EXERCISE BRIEF
Copy out each line featuring the string "call" from the entries beneath.

RAW RECORDS
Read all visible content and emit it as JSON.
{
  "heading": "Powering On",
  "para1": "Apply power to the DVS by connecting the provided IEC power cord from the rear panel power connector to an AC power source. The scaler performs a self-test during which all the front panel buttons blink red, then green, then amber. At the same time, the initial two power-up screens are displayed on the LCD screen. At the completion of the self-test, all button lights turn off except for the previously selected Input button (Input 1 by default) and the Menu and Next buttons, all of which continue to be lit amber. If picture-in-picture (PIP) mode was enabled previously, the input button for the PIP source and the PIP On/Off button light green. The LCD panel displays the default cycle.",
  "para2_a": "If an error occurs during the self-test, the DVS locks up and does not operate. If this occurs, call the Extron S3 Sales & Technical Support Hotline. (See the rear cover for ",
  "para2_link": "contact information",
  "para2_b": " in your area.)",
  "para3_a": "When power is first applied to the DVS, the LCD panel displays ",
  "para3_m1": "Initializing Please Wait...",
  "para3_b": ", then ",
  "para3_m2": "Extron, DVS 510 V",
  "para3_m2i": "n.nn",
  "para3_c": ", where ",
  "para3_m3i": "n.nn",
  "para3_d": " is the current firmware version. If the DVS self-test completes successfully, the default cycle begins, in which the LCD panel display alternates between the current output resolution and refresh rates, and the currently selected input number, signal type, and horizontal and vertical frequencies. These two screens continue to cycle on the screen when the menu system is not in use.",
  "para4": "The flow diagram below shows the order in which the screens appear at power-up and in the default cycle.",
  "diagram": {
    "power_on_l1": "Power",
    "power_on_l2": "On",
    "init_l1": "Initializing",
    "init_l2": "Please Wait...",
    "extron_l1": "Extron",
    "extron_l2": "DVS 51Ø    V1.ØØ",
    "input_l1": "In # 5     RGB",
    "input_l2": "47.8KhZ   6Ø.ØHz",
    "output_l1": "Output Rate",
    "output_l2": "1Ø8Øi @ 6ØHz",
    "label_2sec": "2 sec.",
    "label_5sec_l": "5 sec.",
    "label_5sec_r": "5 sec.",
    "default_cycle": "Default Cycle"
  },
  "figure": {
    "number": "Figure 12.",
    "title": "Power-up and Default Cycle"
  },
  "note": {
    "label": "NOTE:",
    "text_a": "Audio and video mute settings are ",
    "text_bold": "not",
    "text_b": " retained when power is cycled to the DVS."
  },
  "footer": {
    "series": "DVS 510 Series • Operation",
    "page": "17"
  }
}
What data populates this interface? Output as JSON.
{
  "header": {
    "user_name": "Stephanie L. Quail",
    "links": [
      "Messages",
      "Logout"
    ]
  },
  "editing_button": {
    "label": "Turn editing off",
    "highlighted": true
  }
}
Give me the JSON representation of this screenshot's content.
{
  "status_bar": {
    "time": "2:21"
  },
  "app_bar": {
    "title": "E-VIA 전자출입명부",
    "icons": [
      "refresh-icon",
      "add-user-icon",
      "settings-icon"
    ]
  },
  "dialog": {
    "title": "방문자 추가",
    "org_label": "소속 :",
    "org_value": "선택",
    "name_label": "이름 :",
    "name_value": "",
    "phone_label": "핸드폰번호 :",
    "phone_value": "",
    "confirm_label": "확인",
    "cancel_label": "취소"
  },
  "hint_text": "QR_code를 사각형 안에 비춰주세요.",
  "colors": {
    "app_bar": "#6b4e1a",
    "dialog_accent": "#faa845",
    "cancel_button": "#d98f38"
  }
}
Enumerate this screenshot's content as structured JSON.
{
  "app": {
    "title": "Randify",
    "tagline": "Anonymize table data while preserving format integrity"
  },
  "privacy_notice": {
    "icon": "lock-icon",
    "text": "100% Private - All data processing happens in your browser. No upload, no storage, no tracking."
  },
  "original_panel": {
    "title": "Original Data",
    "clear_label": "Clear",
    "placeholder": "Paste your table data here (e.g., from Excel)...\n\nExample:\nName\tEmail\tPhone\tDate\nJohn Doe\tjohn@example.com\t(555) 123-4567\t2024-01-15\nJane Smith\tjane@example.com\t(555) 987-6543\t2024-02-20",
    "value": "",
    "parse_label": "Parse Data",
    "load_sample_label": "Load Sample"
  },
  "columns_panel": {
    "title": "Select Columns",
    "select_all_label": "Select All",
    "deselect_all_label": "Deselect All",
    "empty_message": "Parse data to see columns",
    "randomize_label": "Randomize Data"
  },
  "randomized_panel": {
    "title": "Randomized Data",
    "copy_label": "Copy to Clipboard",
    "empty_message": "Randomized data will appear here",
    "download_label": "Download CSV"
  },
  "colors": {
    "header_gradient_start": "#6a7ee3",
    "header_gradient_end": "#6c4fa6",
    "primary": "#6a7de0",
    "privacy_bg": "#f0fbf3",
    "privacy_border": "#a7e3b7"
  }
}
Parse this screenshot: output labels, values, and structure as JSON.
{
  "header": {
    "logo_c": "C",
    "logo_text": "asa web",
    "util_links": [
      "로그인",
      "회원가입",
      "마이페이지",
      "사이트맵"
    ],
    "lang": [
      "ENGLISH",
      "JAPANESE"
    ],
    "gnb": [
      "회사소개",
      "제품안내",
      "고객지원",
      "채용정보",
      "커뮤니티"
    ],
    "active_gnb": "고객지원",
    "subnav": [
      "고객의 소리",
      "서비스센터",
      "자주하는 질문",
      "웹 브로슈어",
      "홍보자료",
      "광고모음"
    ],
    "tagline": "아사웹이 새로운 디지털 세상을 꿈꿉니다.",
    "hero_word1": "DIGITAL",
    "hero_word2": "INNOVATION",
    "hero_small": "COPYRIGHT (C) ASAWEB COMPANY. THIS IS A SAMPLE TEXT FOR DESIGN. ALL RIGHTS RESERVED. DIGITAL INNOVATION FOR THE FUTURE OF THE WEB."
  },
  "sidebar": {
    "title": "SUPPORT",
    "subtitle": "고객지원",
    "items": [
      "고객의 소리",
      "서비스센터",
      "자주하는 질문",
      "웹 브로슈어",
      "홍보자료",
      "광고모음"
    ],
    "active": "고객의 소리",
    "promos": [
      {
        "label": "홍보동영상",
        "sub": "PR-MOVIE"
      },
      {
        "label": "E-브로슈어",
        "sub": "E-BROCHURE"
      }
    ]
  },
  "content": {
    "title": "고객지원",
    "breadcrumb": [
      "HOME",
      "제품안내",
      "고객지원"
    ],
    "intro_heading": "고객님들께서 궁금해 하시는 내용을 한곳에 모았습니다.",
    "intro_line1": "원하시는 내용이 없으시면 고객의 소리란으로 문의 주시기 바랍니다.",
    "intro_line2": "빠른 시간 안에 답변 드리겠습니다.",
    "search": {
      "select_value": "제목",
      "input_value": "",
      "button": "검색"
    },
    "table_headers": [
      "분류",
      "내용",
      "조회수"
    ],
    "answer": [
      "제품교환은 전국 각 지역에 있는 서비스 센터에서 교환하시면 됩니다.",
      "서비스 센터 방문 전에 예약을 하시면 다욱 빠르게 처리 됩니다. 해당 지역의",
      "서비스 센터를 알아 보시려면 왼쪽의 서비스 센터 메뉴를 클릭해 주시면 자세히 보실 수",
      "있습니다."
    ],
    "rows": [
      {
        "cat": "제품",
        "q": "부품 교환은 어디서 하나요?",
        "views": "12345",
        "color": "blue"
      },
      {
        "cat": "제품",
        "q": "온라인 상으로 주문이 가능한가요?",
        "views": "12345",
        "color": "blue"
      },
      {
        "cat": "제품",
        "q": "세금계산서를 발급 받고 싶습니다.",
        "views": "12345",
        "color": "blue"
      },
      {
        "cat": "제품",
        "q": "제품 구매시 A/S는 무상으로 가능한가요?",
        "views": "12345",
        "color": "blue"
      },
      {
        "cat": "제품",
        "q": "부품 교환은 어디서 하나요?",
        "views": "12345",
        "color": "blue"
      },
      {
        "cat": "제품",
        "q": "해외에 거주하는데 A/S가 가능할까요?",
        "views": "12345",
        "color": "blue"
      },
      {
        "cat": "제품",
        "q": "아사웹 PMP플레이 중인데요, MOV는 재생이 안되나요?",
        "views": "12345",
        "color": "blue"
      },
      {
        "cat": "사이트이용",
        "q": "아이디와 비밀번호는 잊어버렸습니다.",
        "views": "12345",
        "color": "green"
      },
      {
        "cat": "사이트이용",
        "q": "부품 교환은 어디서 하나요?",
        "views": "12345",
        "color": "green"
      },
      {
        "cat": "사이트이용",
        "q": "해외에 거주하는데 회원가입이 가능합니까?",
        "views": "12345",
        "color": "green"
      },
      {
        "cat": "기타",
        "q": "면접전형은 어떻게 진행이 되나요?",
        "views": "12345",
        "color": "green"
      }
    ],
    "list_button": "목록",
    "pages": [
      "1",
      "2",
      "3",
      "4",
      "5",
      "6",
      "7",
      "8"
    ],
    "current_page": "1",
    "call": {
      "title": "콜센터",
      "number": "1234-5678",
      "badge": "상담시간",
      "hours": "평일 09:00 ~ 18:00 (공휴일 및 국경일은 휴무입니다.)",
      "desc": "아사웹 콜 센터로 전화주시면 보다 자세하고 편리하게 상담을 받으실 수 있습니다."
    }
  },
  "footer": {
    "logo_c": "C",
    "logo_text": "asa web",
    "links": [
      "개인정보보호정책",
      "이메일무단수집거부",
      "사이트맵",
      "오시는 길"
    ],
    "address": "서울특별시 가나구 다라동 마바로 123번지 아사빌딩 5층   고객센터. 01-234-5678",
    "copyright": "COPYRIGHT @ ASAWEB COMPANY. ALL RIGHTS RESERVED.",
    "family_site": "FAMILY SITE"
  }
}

FINISHED TASK
  "para2_a": "If an error occurs during the self-test, the DVS locks up and does not operate. If this occurs, call the Extron S3 Sales & Technical Support Hotline. (See the rear cover for ",
    "call": {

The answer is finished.